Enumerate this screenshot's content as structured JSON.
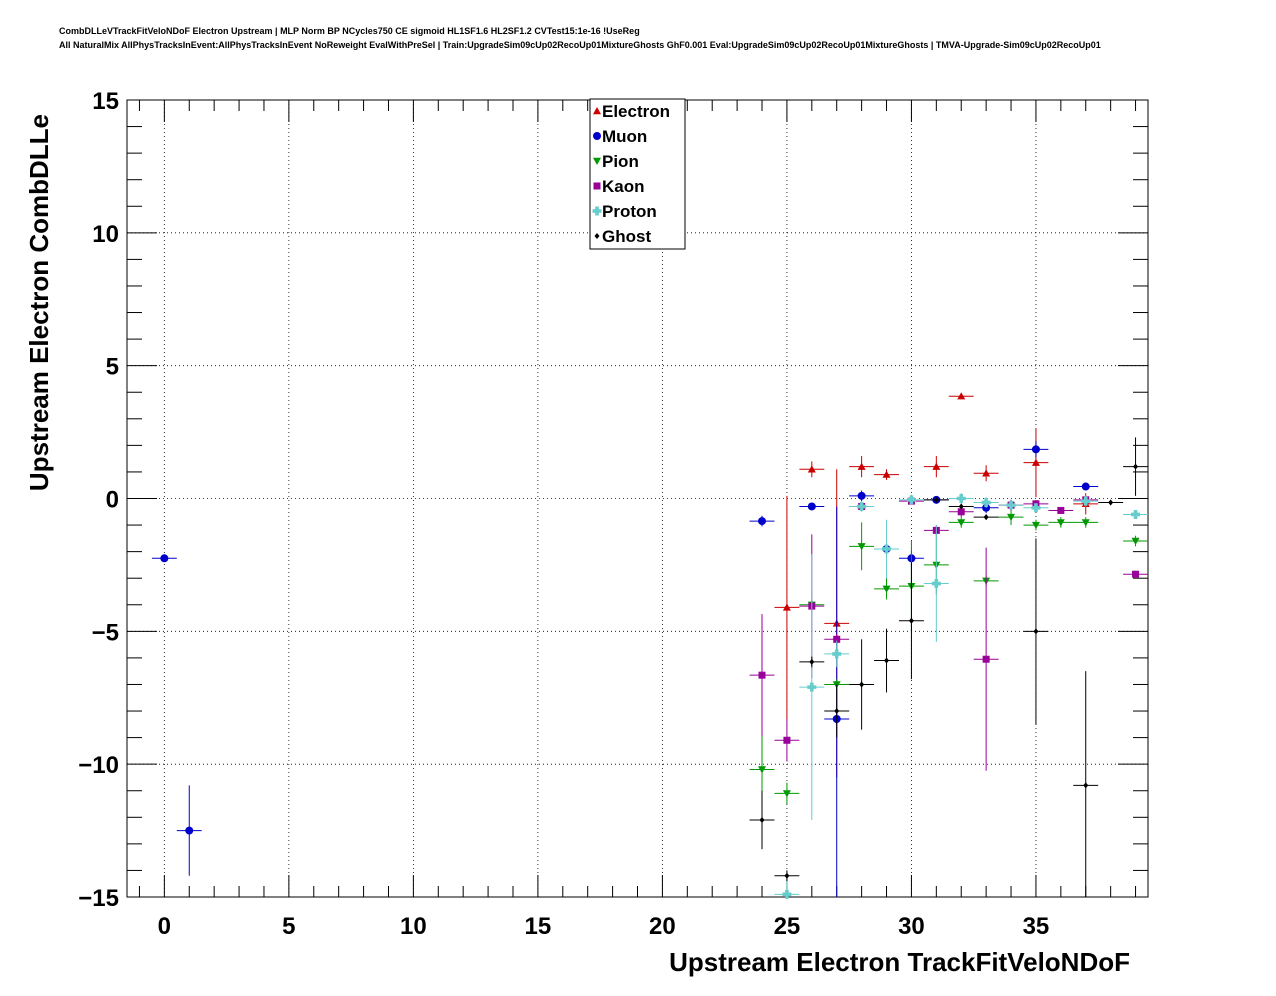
{
  "header": {
    "title_line1": "CombDLLeVTrackFitVeloNDoF Electron Upstream | MLP Norm BP NCycles750 CE sigmoid HL1SF1.6 HL2SF1.2 CVTest15:1e-16 !UseReg",
    "title_line2": "All NaturalMix AllPhysTracksInEvent:AllPhysTracksInEvent NoReweight EvalWithPreSel | Train:UpgradeSim09cUp02RecoUp01MixtureGhosts GhF0.001 Eval:UpgradeSim09cUp02RecoUp01MixtureGhosts | TMVA-Upgrade-Sim09cUp02RecoUp01"
  },
  "chart_data": {
    "type": "scatter",
    "xlabel": "Upstream Electron TrackFitVeloNDoF",
    "ylabel": "Upstream Electron CombDLLe",
    "xlim": [
      -1.5,
      39.5
    ],
    "ylim": [
      -15,
      15
    ],
    "x_ticks": [
      0,
      5,
      10,
      15,
      20,
      25,
      30,
      35
    ],
    "x_tick_labels": [
      "0",
      "5",
      "10",
      "15",
      "20",
      "25",
      "30",
      "35"
    ],
    "y_ticks": [
      -15,
      -10,
      -5,
      0,
      5,
      10,
      15
    ],
    "y_tick_labels": [
      "−15",
      "−10",
      "−5",
      "0",
      "5",
      "10",
      "15"
    ],
    "grid": true,
    "legend_position": "top-center",
    "series": [
      {
        "name": "Electron",
        "color": "#cc0000",
        "marker": "triangle-up",
        "points": [
          [
            25,
            -4.1,
            4.2
          ],
          [
            26,
            1.1,
            0.3
          ],
          [
            27,
            -4.7,
            5.8
          ],
          [
            28,
            1.2,
            0.4
          ],
          [
            29,
            0.9,
            0.2
          ],
          [
            31,
            1.2,
            0.4
          ],
          [
            32,
            3.85,
            0.1
          ],
          [
            33,
            0.95,
            0.3
          ],
          [
            35,
            1.35,
            1.3
          ],
          [
            37,
            -0.2,
            0.4
          ]
        ]
      },
      {
        "name": "Muon",
        "color": "#0000cc",
        "marker": "circle",
        "points": [
          [
            0,
            -2.25,
            0.1
          ],
          [
            1,
            -12.5,
            1.7
          ],
          [
            24,
            -0.85,
            0.2
          ],
          [
            26,
            -0.3,
            0.1
          ],
          [
            27,
            -8.3,
            8.0
          ],
          [
            28,
            0.1,
            0.2
          ],
          [
            29,
            -1.9,
            0.2
          ],
          [
            30,
            -2.25,
            0.3
          ],
          [
            31,
            -0.05,
            0.1
          ],
          [
            33,
            -0.35,
            0.2
          ],
          [
            35,
            1.85,
            0.3
          ],
          [
            37,
            0.45,
            0.1
          ]
        ]
      },
      {
        "name": "Pion",
        "color": "#009900",
        "marker": "triangle-down",
        "points": [
          [
            24,
            -10.2,
            1.4
          ],
          [
            25,
            -11.1,
            0.4
          ],
          [
            26,
            -4.0,
            0.2
          ],
          [
            27,
            -7.0,
            0.2
          ],
          [
            28,
            -1.8,
            0.9
          ],
          [
            29,
            -3.4,
            0.4
          ],
          [
            30,
            -3.3,
            1.7
          ],
          [
            31,
            -2.5,
            1.1
          ],
          [
            32,
            -0.9,
            0.2
          ],
          [
            33,
            -3.1,
            0.2
          ],
          [
            34,
            -0.7,
            0.3
          ],
          [
            35,
            -1.0,
            0.2
          ],
          [
            36,
            -0.9,
            0.2
          ],
          [
            37,
            -0.9,
            0.2
          ],
          [
            39,
            -1.6,
            0.2
          ]
        ]
      },
      {
        "name": "Kaon",
        "color": "#990099",
        "marker": "square",
        "points": [
          [
            24,
            -6.65,
            2.3
          ],
          [
            25,
            -9.1,
            0.8
          ],
          [
            26,
            -4.05,
            2.7
          ],
          [
            27,
            -5.3,
            0.2
          ],
          [
            28,
            -0.3,
            0.1
          ],
          [
            30,
            -0.1,
            0.1
          ],
          [
            31,
            -1.2,
            0.2
          ],
          [
            32,
            -0.5,
            0.2
          ],
          [
            33,
            -6.05,
            4.2
          ],
          [
            34,
            -0.25,
            0.2
          ],
          [
            35,
            -0.2,
            0.1
          ],
          [
            36,
            -0.45,
            0.1
          ],
          [
            37,
            -0.05,
            0.1
          ],
          [
            39,
            -2.85,
            0.1
          ]
        ]
      },
      {
        "name": "Proton",
        "color": "#66cccc",
        "marker": "cross",
        "points": [
          [
            25,
            -14.9,
            0.9
          ],
          [
            26,
            -7.1,
            5.0
          ],
          [
            27,
            -5.85,
            0.5
          ],
          [
            28,
            -0.3,
            0.2
          ],
          [
            29,
            -1.9,
            1.1
          ],
          [
            30,
            -0.05,
            0.2
          ],
          [
            31,
            -3.2,
            2.2
          ],
          [
            32,
            0.0,
            0.2
          ],
          [
            33,
            -0.15,
            0.2
          ],
          [
            34,
            -0.25,
            0.1
          ],
          [
            35,
            -0.35,
            0.1
          ],
          [
            37,
            -0.1,
            0.2
          ],
          [
            39,
            -0.6,
            0.1
          ]
        ]
      },
      {
        "name": "Ghost",
        "color": "#000000",
        "marker": "diamond",
        "points": [
          [
            24,
            -12.1,
            1.1
          ],
          [
            25,
            -14.2,
            0.2
          ],
          [
            26,
            -6.15,
            0.2
          ],
          [
            27,
            -8.0,
            1.0
          ],
          [
            28,
            -7.0,
            1.7
          ],
          [
            29,
            -6.1,
            1.2
          ],
          [
            30,
            -4.6,
            2.2
          ],
          [
            31,
            -0.05,
            0.1
          ],
          [
            32,
            -0.3,
            0.1
          ],
          [
            33,
            -0.7,
            0.1
          ],
          [
            35,
            -5.0,
            3.5
          ],
          [
            37,
            -10.8,
            4.3
          ],
          [
            38,
            -0.15,
            0.1
          ],
          [
            39,
            1.2,
            1.1
          ]
        ]
      }
    ]
  }
}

++++++++++

- _EXERCISE PROMPT_:
Determine how many lines of the listing above include the word "name", and report that number only.

- _TASK SOLUTION_:
6